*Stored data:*

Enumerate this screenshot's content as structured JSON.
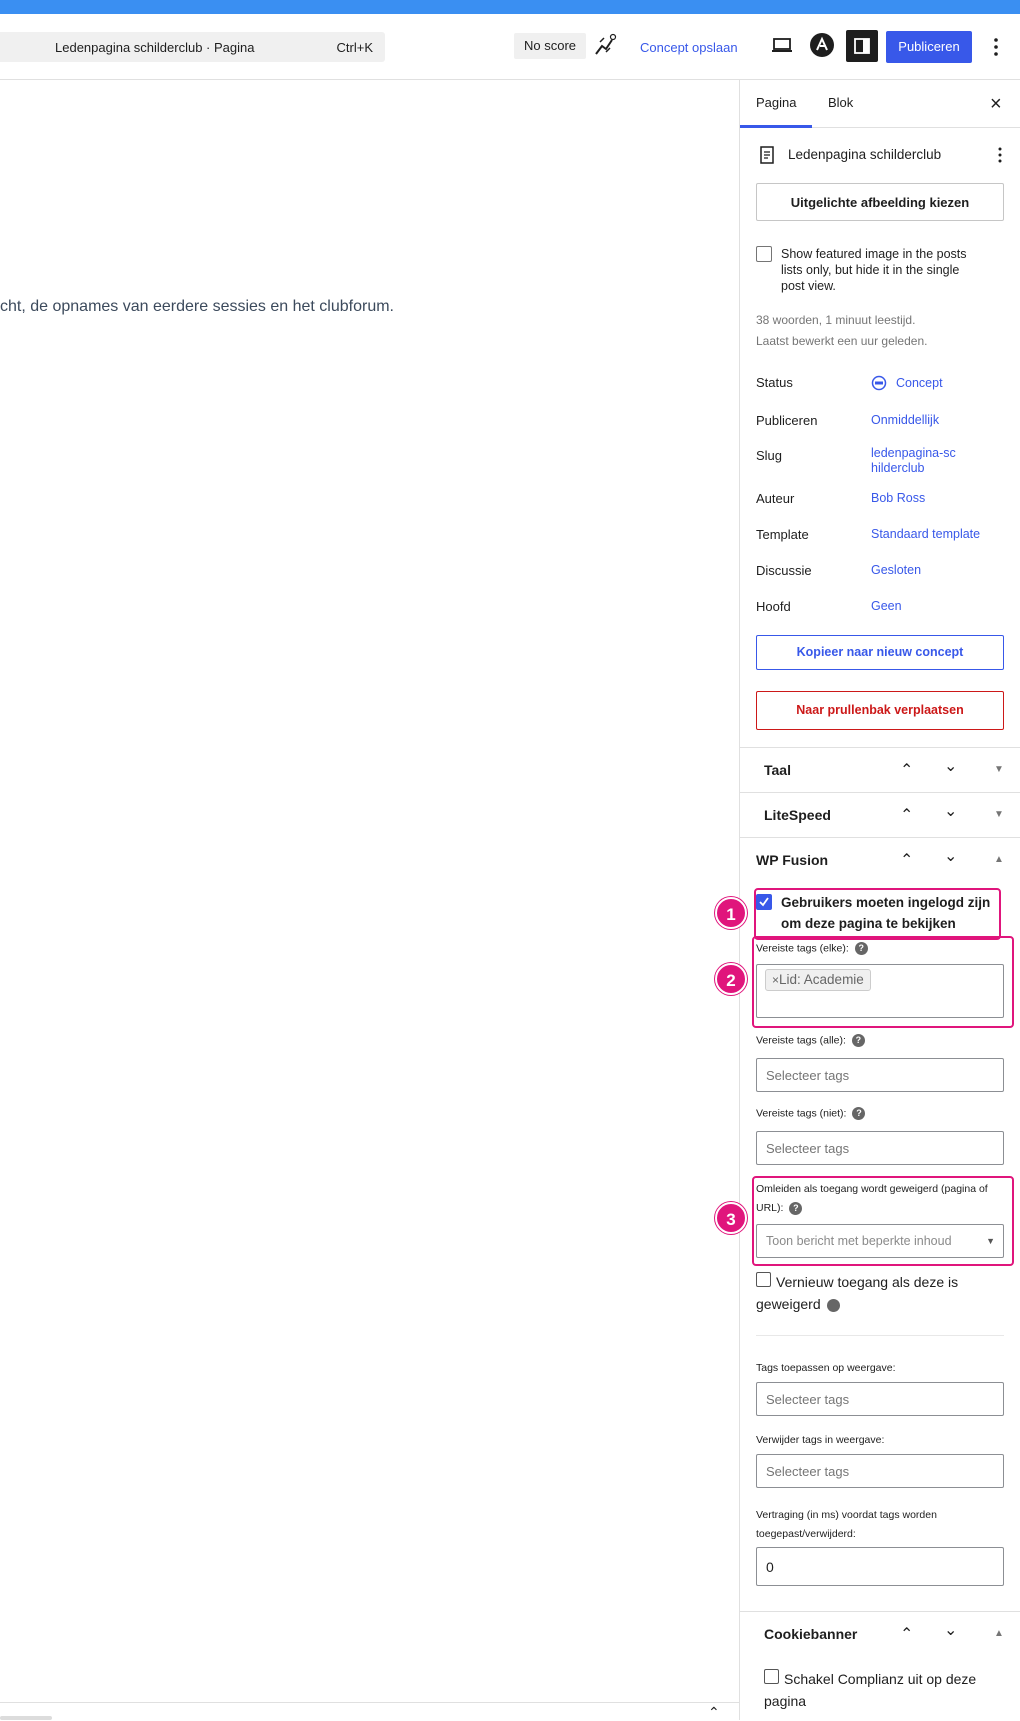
{
  "header": {
    "command_title": "Ledenpagina schilderclub · Pagina",
    "command_shortcut": "Ctrl+K",
    "score_label": "No score",
    "save_draft_label": "Concept opslaan",
    "publish_label": "Publiceren"
  },
  "editor": {
    "body_text": "cht, de opnames van eerdere sessies en het clubforum."
  },
  "sidebar": {
    "tabs": [
      "Pagina",
      "Blok"
    ],
    "page_title": "Ledenpagina schilderclub",
    "featured_image_button": "Uitgelichte afbeelding kiezen",
    "featured_image_checkbox": "Show featured image in the posts lists only, but hide it in the single post view.",
    "words_info": "38 woorden, 1 minuut leestijd.",
    "last_edited": "Laatst bewerkt een uur geleden.",
    "rows": [
      {
        "label": "Status",
        "value": "Concept"
      },
      {
        "label": "Publiceren",
        "value": "Onmiddellijk"
      },
      {
        "label": "Slug",
        "value": "ledenpagina-schilderclub"
      },
      {
        "label": "Auteur",
        "value": "Bob Ross"
      },
      {
        "label": "Template",
        "value": "Standaard template"
      },
      {
        "label": "Discussie",
        "value": "Gesloten"
      },
      {
        "label": "Hoofd",
        "value": "Geen"
      }
    ],
    "copy_button": "Kopieer naar nieuw concept",
    "trash_button": "Naar prullenbak verplaatsen",
    "panels": {
      "taal": "Taal",
      "litespeed": "LiteSpeed",
      "wpfusion": "WP Fusion",
      "cookiebanner": "Cookiebanner"
    },
    "wpfusion": {
      "login_required": "Gebruikers moeten ingelogd zijn om deze pagina te bekijken",
      "tags_any_label": "Vereiste tags (elke):",
      "tag_chip": "Lid: Academie",
      "tag_chip_remove": "×",
      "tags_all_label": "Vereiste tags (alle):",
      "tags_all_placeholder": "Selecteer tags",
      "tags_not_label": "Vereiste tags (niet):",
      "tags_not_placeholder": "Selecteer tags",
      "redirect_label": "Omleiden als toegang wordt geweigerd (pagina of URL):",
      "redirect_placeholder": "Toon bericht met beperkte inhoud",
      "renew_label": "Vernieuw toegang als deze is geweigerd",
      "apply_tags_label": "Tags toepassen op weergave:",
      "apply_tags_placeholder": "Selecteer tags",
      "remove_tags_label": "Verwijder tags in weergave:",
      "remove_tags_placeholder": "Selecteer tags",
      "delay_label": "Vertraging (in ms) voordat tags worden toegepast/verwijderd:",
      "delay_value": "0"
    },
    "cookiebanner": {
      "disable_label": "Schakel Complianz uit op deze pagina"
    }
  },
  "annotations": [
    "1",
    "2",
    "3"
  ],
  "colors": {
    "accent": "#3858e9",
    "highlight": "#e0157c",
    "danger": "#cc1818",
    "topbar": "#3a8ff2"
  }
}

*EXERCISE:* Transcribe the listing in full and omit the pictures.

*RESULT FOR THIS TASK:*
Enumerate this screenshot's content as structured JSON.
{
  "header": {
    "command_title": "Ledenpagina schilderclub · Pagina",
    "command_shortcut": "Ctrl+K",
    "score_label": "No score",
    "save_draft_label": "Concept opslaan",
    "publish_label": "Publiceren"
  },
  "editor": {
    "body_text": "cht, de opnames van eerdere sessies en het clubforum."
  },
  "sidebar": {
    "tabs": [
      "Pagina",
      "Blok"
    ],
    "page_title": "Ledenpagina schilderclub",
    "featured_image_button": "Uitgelichte afbeelding kiezen",
    "featured_image_checkbox": "Show featured image in the posts lists only, but hide it in the single post view.",
    "words_info": "38 woorden, 1 minuut leestijd.",
    "last_edited": "Laatst bewerkt een uur geleden.",
    "rows": [
      {
        "label": "Status",
        "value": "Concept"
      },
      {
        "label": "Publiceren",
        "value": "Onmiddellijk"
      },
      {
        "label": "Slug",
        "value": "ledenpagina-schilderclub"
      },
      {
        "label": "Auteur",
        "value": "Bob Ross"
      },
      {
        "label": "Template",
        "value": "Standaard template"
      },
      {
        "label": "Discussie",
        "value": "Gesloten"
      },
      {
        "label": "Hoofd",
        "value": "Geen"
      }
    ],
    "copy_button": "Kopieer naar nieuw concept",
    "trash_button": "Naar prullenbak verplaatsen",
    "panels": {
      "taal": "Taal",
      "litespeed": "LiteSpeed",
      "wpfusion": "WP Fusion",
      "cookiebanner": "Cookiebanner"
    },
    "wpfusion": {
      "login_required": "Gebruikers moeten ingelogd zijn om deze pagina te bekijken",
      "tags_any_label": "Vereiste tags (elke):",
      "tag_chip": "Lid: Academie",
      "tag_chip_remove": "×",
      "tags_all_label": "Vereiste tags (alle):",
      "tags_all_placeholder": "Selecteer tags",
      "tags_not_label": "Vereiste tags (niet):",
      "tags_not_placeholder": "Selecteer tags",
      "redirect_label": "Omleiden als toegang wordt geweigerd (pagina of URL):",
      "redirect_placeholder": "Toon bericht met beperkte inhoud",
      "renew_label": "Vernieuw toegang als deze is geweigerd",
      "apply_tags_label": "Tags toepassen op weergave:",
      "apply_tags_placeholder": "Selecteer tags",
      "remove_tags_label": "Verwijder tags in weergave:",
      "remove_tags_placeholder": "Selecteer tags",
      "delay_label": "Vertraging (in ms) voordat tags worden toegepast/verwijderd:",
      "delay_value": "0"
    },
    "cookiebanner": {
      "disable_label": "Schakel Complianz uit op deze pagina"
    }
  },
  "annotations": [
    "1",
    "2",
    "3"
  ],
  "colors": {
    "accent": "#3858e9",
    "highlight": "#e0157c",
    "danger": "#cc1818",
    "topbar": "#3a8ff2"
  }
}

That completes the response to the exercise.